▸ **WRITTEN PROBLEM**
Copy every item below line for line, changing nothing, and omit the pictures from your copy.

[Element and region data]

--- START ---

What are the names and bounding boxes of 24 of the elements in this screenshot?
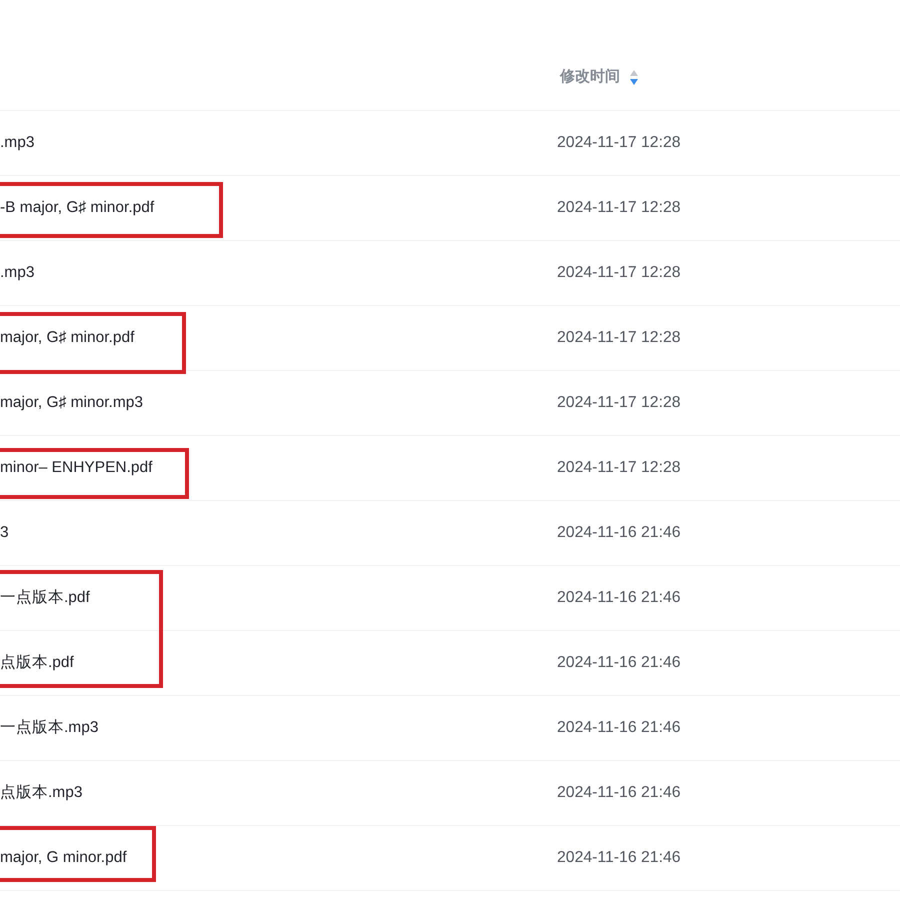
file-name[interactable]: minor– ENHYPEN.pdf	[0, 458, 152, 478]
file-name[interactable]: major, G minor.pdf	[0, 848, 127, 868]
modified-time: 2024-11-16 21:46	[557, 653, 681, 673]
file-name[interactable]: .mp3	[0, 133, 34, 153]
modified-time: 2024-11-17 12:28	[557, 198, 681, 218]
modified-time: 2024-11-17 12:28	[557, 458, 681, 478]
file-name[interactable]: 点版本.mp3	[0, 783, 82, 803]
modified-time: 2024-11-17 12:28	[557, 263, 681, 283]
file-name[interactable]: .mp3	[0, 263, 34, 283]
modified-time: 2024-11-16 21:46	[557, 848, 681, 868]
modified-time: 2024-11-16 21:46	[557, 588, 681, 608]
modified-time: 2024-11-16 21:46	[557, 783, 681, 803]
modified-time: 2024-11-17 12:28	[557, 328, 681, 348]
file-name[interactable]: major, G♯ minor.pdf	[0, 328, 134, 348]
modified-time: 2024-11-17 12:28	[557, 133, 681, 153]
modified-time: 2024-11-16 21:46	[557, 523, 681, 543]
file-name[interactable]: -B major, G♯ minor.pdf	[0, 198, 154, 218]
file-name[interactable]: 一点版本.pdf	[0, 588, 90, 608]
file-name[interactable]: major, G♯ minor.mp3	[0, 393, 143, 413]
file-name[interactable]: 一点版本.mp3	[0, 718, 98, 738]
modified-time: 2024-11-16 21:46	[557, 718, 681, 738]
file-name[interactable]: 3	[0, 523, 9, 543]
modified-time: 2024-11-17 12:28	[557, 393, 681, 413]
file-name[interactable]: 点版本.pdf	[0, 653, 74, 673]
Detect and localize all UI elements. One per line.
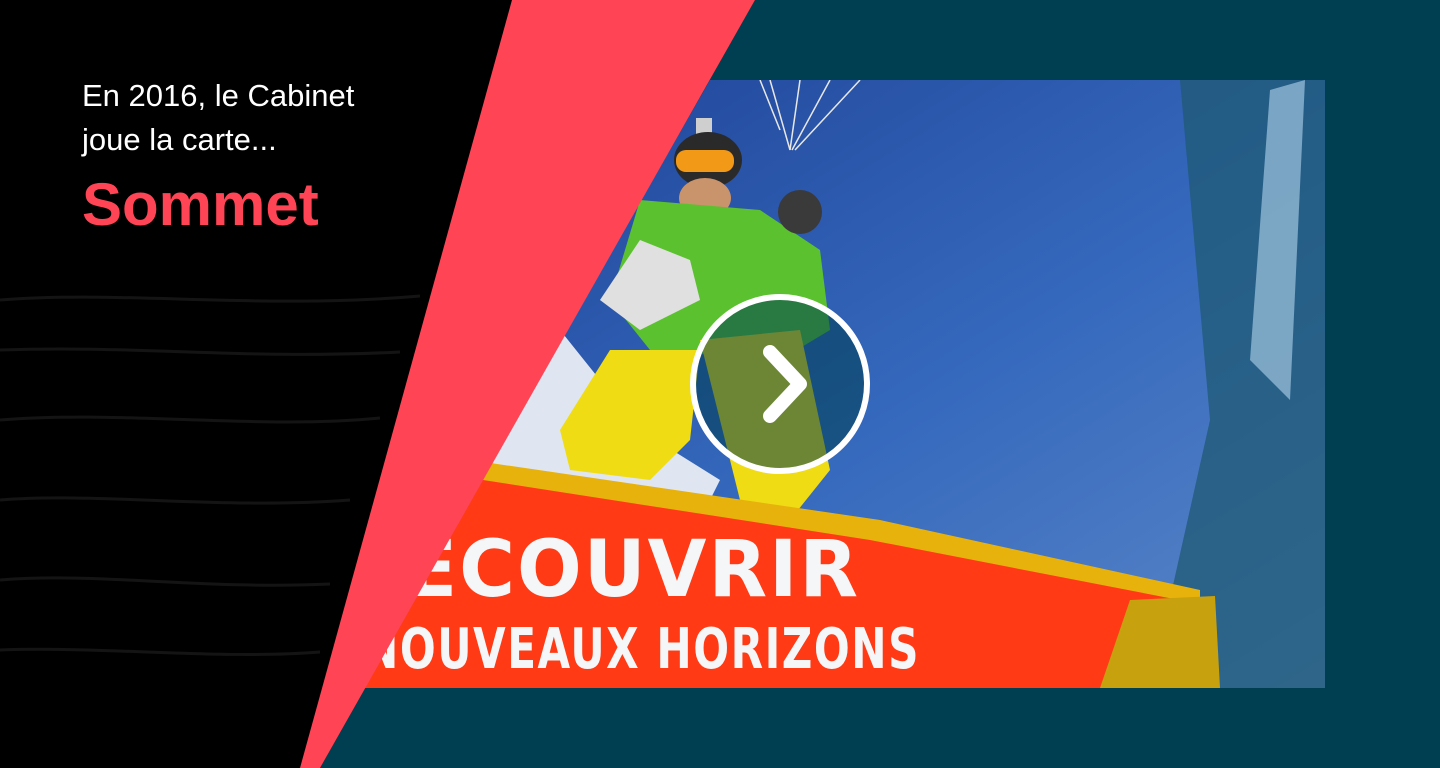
intro-block: En 2016, le Cabinet joue la carte... Som… <box>82 74 354 240</box>
intro-line-1: En 2016, le Cabinet <box>82 78 355 113</box>
play-button-ring[interactable] <box>690 294 870 474</box>
page-title: Sommet <box>82 171 319 238</box>
intro-line-2: joue la carte... <box>82 122 277 157</box>
play-button[interactable] <box>690 294 870 474</box>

--- END ---

▸ **REPLY**
What are the names and bounding boxes of 24 of the elements in this screenshot?
file-name[interactable]: minor– ENHYPEN.pdf	[0, 458, 152, 478]
file-name[interactable]: major, G minor.pdf	[0, 848, 127, 868]
modified-time: 2024-11-16 21:46	[557, 653, 681, 673]
file-name[interactable]: .mp3	[0, 133, 34, 153]
modified-time: 2024-11-17 12:28	[557, 198, 681, 218]
modified-time: 2024-11-17 12:28	[557, 458, 681, 478]
file-name[interactable]: 点版本.mp3	[0, 783, 82, 803]
modified-time: 2024-11-17 12:28	[557, 263, 681, 283]
file-name[interactable]: .mp3	[0, 263, 34, 283]
modified-time: 2024-11-16 21:46	[557, 848, 681, 868]
modified-time: 2024-11-16 21:46	[557, 588, 681, 608]
modified-time: 2024-11-16 21:46	[557, 783, 681, 803]
modified-time: 2024-11-17 12:28	[557, 328, 681, 348]
file-name[interactable]: major, G♯ minor.pdf	[0, 328, 134, 348]
modified-time: 2024-11-17 12:28	[557, 133, 681, 153]
modified-time: 2024-11-16 21:46	[557, 523, 681, 543]
file-name[interactable]: -B major, G♯ minor.pdf	[0, 198, 154, 218]
file-name[interactable]: 一点版本.pdf	[0, 588, 90, 608]
file-name[interactable]: major, G♯ minor.mp3	[0, 393, 143, 413]
file-name[interactable]: 一点版本.mp3	[0, 718, 98, 738]
modified-time: 2024-11-16 21:46	[557, 718, 681, 738]
file-name[interactable]: 3	[0, 523, 9, 543]
modified-time: 2024-11-17 12:28	[557, 393, 681, 413]
file-name[interactable]: 点版本.pdf	[0, 653, 74, 673]
Detect and localize all UI elements. One per line.
intro-block: En 2016, le Cabinet joue la carte... Som… <box>82 74 354 240</box>
intro-line-1: En 2016, le Cabinet <box>82 78 355 113</box>
play-button-ring[interactable] <box>690 294 870 474</box>
page-title: Sommet <box>82 171 319 238</box>
intro-line-2: joue la carte... <box>82 122 277 157</box>
play-button[interactable] <box>690 294 870 474</box>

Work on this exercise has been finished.